▶ _What needs to be done_: Copy every entry exactly.

Stored dataset items

----------------------------------------

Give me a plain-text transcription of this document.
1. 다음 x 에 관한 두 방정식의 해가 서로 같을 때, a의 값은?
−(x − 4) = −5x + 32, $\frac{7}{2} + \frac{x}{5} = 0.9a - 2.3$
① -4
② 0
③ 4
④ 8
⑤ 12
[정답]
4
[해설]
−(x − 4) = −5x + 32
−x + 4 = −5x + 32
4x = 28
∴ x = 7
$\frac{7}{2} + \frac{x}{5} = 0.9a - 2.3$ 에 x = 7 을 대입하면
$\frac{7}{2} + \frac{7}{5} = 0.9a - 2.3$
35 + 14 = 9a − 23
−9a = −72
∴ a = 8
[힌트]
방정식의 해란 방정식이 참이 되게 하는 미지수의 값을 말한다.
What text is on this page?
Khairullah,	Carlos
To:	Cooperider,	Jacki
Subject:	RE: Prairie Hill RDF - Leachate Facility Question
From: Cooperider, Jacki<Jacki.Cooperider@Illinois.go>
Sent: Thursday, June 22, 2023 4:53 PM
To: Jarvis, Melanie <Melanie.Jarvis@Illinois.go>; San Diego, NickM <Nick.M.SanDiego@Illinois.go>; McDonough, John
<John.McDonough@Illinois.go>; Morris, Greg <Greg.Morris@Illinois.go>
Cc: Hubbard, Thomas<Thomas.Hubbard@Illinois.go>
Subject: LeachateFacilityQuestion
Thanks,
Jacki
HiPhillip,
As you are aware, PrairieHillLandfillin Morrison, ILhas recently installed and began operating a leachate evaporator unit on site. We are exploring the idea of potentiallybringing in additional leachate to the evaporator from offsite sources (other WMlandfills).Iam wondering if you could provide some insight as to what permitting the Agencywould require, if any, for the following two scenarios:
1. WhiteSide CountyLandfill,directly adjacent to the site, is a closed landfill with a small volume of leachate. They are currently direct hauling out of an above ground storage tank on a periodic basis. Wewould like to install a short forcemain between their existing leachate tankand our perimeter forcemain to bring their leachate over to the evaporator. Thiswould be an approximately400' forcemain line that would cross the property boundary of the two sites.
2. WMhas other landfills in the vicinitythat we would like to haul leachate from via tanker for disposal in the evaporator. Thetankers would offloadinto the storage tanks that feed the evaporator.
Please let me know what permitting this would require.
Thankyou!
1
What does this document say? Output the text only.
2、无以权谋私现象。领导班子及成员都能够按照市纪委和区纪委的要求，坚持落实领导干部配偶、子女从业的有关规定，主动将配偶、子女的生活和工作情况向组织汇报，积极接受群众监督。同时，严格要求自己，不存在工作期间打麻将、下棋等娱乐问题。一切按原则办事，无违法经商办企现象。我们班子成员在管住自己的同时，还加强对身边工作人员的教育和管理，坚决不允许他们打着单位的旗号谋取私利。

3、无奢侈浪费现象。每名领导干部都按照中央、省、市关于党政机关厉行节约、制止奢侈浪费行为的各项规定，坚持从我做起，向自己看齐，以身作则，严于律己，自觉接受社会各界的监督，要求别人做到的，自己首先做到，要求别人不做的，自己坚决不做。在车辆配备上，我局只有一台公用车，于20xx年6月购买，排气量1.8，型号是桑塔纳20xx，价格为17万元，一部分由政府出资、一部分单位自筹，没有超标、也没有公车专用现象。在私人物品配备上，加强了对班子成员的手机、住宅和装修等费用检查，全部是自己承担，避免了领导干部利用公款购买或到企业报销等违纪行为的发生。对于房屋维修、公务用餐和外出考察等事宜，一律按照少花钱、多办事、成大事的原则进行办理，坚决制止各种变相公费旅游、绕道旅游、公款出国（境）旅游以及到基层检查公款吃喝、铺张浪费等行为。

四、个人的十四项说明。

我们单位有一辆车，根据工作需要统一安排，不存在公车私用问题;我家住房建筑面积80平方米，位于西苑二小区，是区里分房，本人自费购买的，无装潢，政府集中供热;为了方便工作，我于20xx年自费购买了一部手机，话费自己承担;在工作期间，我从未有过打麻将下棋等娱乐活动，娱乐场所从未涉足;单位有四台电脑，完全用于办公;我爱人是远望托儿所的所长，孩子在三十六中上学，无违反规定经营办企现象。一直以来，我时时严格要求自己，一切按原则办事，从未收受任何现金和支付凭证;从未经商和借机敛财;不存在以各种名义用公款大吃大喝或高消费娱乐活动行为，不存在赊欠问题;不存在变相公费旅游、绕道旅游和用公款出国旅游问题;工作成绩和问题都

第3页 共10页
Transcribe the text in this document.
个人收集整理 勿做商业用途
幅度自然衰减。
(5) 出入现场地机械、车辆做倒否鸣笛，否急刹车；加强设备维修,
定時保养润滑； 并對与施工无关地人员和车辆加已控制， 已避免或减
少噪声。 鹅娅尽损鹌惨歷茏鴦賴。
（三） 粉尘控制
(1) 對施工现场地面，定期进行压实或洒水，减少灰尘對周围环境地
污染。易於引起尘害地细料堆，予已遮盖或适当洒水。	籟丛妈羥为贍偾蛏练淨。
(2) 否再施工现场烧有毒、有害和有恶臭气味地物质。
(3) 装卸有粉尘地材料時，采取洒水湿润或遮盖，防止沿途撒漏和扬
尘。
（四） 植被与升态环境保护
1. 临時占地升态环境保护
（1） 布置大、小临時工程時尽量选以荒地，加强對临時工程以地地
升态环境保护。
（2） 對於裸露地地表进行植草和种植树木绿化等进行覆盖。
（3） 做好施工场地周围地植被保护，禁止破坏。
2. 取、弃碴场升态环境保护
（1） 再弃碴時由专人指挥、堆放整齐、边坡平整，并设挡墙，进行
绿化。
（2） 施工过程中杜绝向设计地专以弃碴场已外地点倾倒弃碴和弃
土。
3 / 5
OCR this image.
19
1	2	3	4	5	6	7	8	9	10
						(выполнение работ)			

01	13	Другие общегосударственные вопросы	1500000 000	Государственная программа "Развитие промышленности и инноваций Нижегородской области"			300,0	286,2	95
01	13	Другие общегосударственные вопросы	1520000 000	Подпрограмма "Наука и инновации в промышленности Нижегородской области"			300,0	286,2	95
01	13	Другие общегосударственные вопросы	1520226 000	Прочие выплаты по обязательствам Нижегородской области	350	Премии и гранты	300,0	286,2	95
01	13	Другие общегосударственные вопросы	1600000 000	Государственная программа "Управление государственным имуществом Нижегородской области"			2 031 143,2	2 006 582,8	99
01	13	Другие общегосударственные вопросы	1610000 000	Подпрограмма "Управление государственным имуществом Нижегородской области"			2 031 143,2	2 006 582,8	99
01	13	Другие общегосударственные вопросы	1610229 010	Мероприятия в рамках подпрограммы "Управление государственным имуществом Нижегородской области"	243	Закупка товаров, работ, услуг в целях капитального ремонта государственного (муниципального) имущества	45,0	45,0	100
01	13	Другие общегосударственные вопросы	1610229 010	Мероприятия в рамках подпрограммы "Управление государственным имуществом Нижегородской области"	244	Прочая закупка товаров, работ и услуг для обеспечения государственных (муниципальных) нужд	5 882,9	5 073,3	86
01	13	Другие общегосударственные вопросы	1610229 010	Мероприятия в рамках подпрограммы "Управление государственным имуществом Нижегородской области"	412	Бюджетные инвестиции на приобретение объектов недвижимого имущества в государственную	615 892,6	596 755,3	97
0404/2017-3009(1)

----------------------------------------

▶ _Output of the exercise_:
Give me a plain-text transcription of this document.
1. 다음 x 에 관한 두 방정식의 해가 서로 같을 때, a의 값은?
−(x − 4) = −5x + 32, $\frac{7}{2} + \frac{x}{5} = 0.9a - 2.3$
① -4
② 0
③ 4
④ 8
⑤ 12
[정답]
4
[해설]
−(x − 4) = −5x + 32
−x + 4 = −5x + 32
4x = 28
∴ x = 7
$\frac{7}{2} + \frac{x}{5} = 0.9a - 2.3$ 에 x = 7 을 대입하면
$\frac{7}{2} + \frac{7}{5} = 0.9a - 2.3$
35 + 14 = 9a − 23
−9a = −72
∴ a = 8
[힌트]
방정식의 해란 방정식이 참이 되게 하는 미지수의 값을 말한다.
What text is on this page?
Khairullah,	Carlos
To:	Cooperider,	Jacki
Subject:	RE: Prairie Hill RDF - Leachate Facility Question
From: Cooperider, Jacki<Jacki.Cooperider@Illinois.go>
Sent: Thursday, June 22, 2023 4:53 PM
To: Jarvis, Melanie <Melanie.Jarvis@Illinois.go>; San Diego, NickM <Nick.M.SanDiego@Illinois.go>; McDonough, John
<John.McDonough@Illinois.go>; Morris, Greg <Greg.Morris@Illinois.go>
Cc: Hubbard, Thomas<Thomas.Hubbard@Illinois.go>
Subject: LeachateFacilityQuestion
Thanks,
Jacki
HiPhillip,
As you are aware, PrairieHillLandfillin Morrison, ILhas recently installed and began operating a leachate evaporator unit on site. We are exploring the idea of potentiallybringing in additional leachate to the evaporator from offsite sources (other WMlandfills).Iam wondering if you could provide some insight as to what permitting the Agencywould require, if any, for the following two scenarios:
1. WhiteSide CountyLandfill,directly adjacent to the site, is a closed landfill with a small volume of leachate. They are currently direct hauling out of an above ground storage tank on a periodic basis. Wewould like to install a short forcemain between their existing leachate tankand our perimeter forcemain to bring their leachate over to the evaporator. Thiswould be an approximately400' forcemain line that would cross the property boundary of the two sites.
2. WMhas other landfills in the vicinitythat we would like to haul leachate from via tanker for disposal in the evaporator. Thetankers would offloadinto the storage tanks that feed the evaporator.
Please let me know what permitting this would require.
Thankyou!
1
What does this document say? Output the text only.
2、无以权谋私现象。领导班子及成员都能够按照市纪委和区纪委的要求，坚持落实领导干部配偶、子女从业的有关规定，主动将配偶、子女的生活和工作情况向组织汇报，积极接受群众监督。同时，严格要求自己，不存在工作期间打麻将、下棋等娱乐问题。一切按原则办事，无违法经商办企现象。我们班子成员在管住自己的同时，还加强对身边工作人员的教育和管理，坚决不允许他们打着单位的旗号谋取私利。

3、无奢侈浪费现象。每名领导干部都按照中央、省、市关于党政机关厉行节约、制止奢侈浪费行为的各项规定，坚持从我做起，向自己看齐，以身作则，严于律己，自觉接受社会各界的监督，要求别人做到的，自己首先做到，要求别人不做的，自己坚决不做。在车辆配备上，我局只有一台公用车，于20xx年6月购买，排气量1.8，型号是桑塔纳20xx，价格为17万元，一部分由政府出资、一部分单位自筹，没有超标、也没有公车专用现象。在私人物品配备上，加强了对班子成员的手机、住宅和装修等费用检查，全部是自己承担，避免了领导干部利用公款购买或到企业报销等违纪行为的发生。对于房屋维修、公务用餐和外出考察等事宜，一律按照少花钱、多办事、成大事的原则进行办理，坚决制止各种变相公费旅游、绕道旅游、公款出国（境）旅游以及到基层检查公款吃喝、铺张浪费等行为。

四、个人的十四项说明。

我们单位有一辆车，根据工作需要统一安排，不存在公车私用问题;我家住房建筑面积80平方米，位于西苑二小区，是区里分房，本人自费购买的，无装潢，政府集中供热;为了方便工作，我于20xx年自费购买了一部手机，话费自己承担;在工作期间，我从未有过打麻将下棋等娱乐活动，娱乐场所从未涉足;单位有四台电脑，完全用于办公;我爱人是远望托儿所的所长，孩子在三十六中上学，无违反规定经营办企现象。一直以来，我时时严格要求自己，一切按原则办事，从未收受任何现金和支付凭证;从未经商和借机敛财;不存在以各种名义用公款大吃大喝或高消费娱乐活动行为，不存在赊欠问题;不存在变相公费旅游、绕道旅游和用公款出国旅游问题;工作成绩和问题都

第3页 共10页
Transcribe the text in this document.
个人收集整理 勿做商业用途
幅度自然衰减。
(5) 出入现场地机械、车辆做倒否鸣笛，否急刹车；加强设备维修,
定時保养润滑； 并對与施工无关地人员和车辆加已控制， 已避免或减
少噪声。 鹅娅尽损鹌惨歷茏鴦賴。
（三） 粉尘控制
(1) 對施工现场地面，定期进行压实或洒水，减少灰尘對周围环境地
污染。易於引起尘害地细料堆，予已遮盖或适当洒水。	籟丛妈羥为贍偾蛏练淨。
(2) 否再施工现场烧有毒、有害和有恶臭气味地物质。
(3) 装卸有粉尘地材料時，采取洒水湿润或遮盖，防止沿途撒漏和扬
尘。
（四） 植被与升态环境保护
1. 临時占地升态环境保护
（1） 布置大、小临時工程時尽量选以荒地，加强對临時工程以地地
升态环境保护。
（2） 對於裸露地地表进行植草和种植树木绿化等进行覆盖。
（3） 做好施工场地周围地植被保护，禁止破坏。
2. 取、弃碴场升态环境保护
（1） 再弃碴時由专人指挥、堆放整齐、边坡平整，并设挡墙，进行
绿化。
（2） 施工过程中杜绝向设计地专以弃碴场已外地点倾倒弃碴和弃
土。
3 / 5
OCR this image.
19
1	2	3	4	5	6	7	8	9	10
						(выполнение работ)			

01	13	Другие общегосударственные вопросы	1500000 000	Государственная программа "Развитие промышленности и инноваций Нижегородской области"			300,0	286,2	95
01	13	Другие общегосударственные вопросы	1520000 000	Подпрограмма "Наука и инновации в промышленности Нижегородской области"			300,0	286,2	95
01	13	Другие общегосударственные вопросы	1520226 000	Прочие выплаты по обязательствам Нижегородской области	350	Премии и гранты	300,0	286,2	95
01	13	Другие общегосударственные вопросы	1600000 000	Государственная программа "Управление государственным имуществом Нижегородской области"			2 031 143,2	2 006 582,8	99
01	13	Другие общегосударственные вопросы	1610000 000	Подпрограмма "Управление государственным имуществом Нижегородской области"			2 031 143,2	2 006 582,8	99
01	13	Другие общегосударственные вопросы	1610229 010	Мероприятия в рамках подпрограммы "Управление государственным имуществом Нижегородской области"	243	Закупка товаров, работ, услуг в целях капитального ремонта государственного (муниципального) имущества	45,0	45,0	100
01	13	Другие общегосударственные вопросы	1610229 010	Мероприятия в рамках подпрограммы "Управление государственным имуществом Нижегородской области"	244	Прочая закупка товаров, работ и услуг для обеспечения государственных (муниципальных) нужд	5 882,9	5 073,3	86
01	13	Другие общегосударственные вопросы	1610229 010	Мероприятия в рамках подпрограммы "Управление государственным имуществом Нижегородской области"	412	Бюджетные инвестиции на приобретение объектов недвижимого имущества в государственную	615 892,6	596 755,3	97
0404/2017-3009(1)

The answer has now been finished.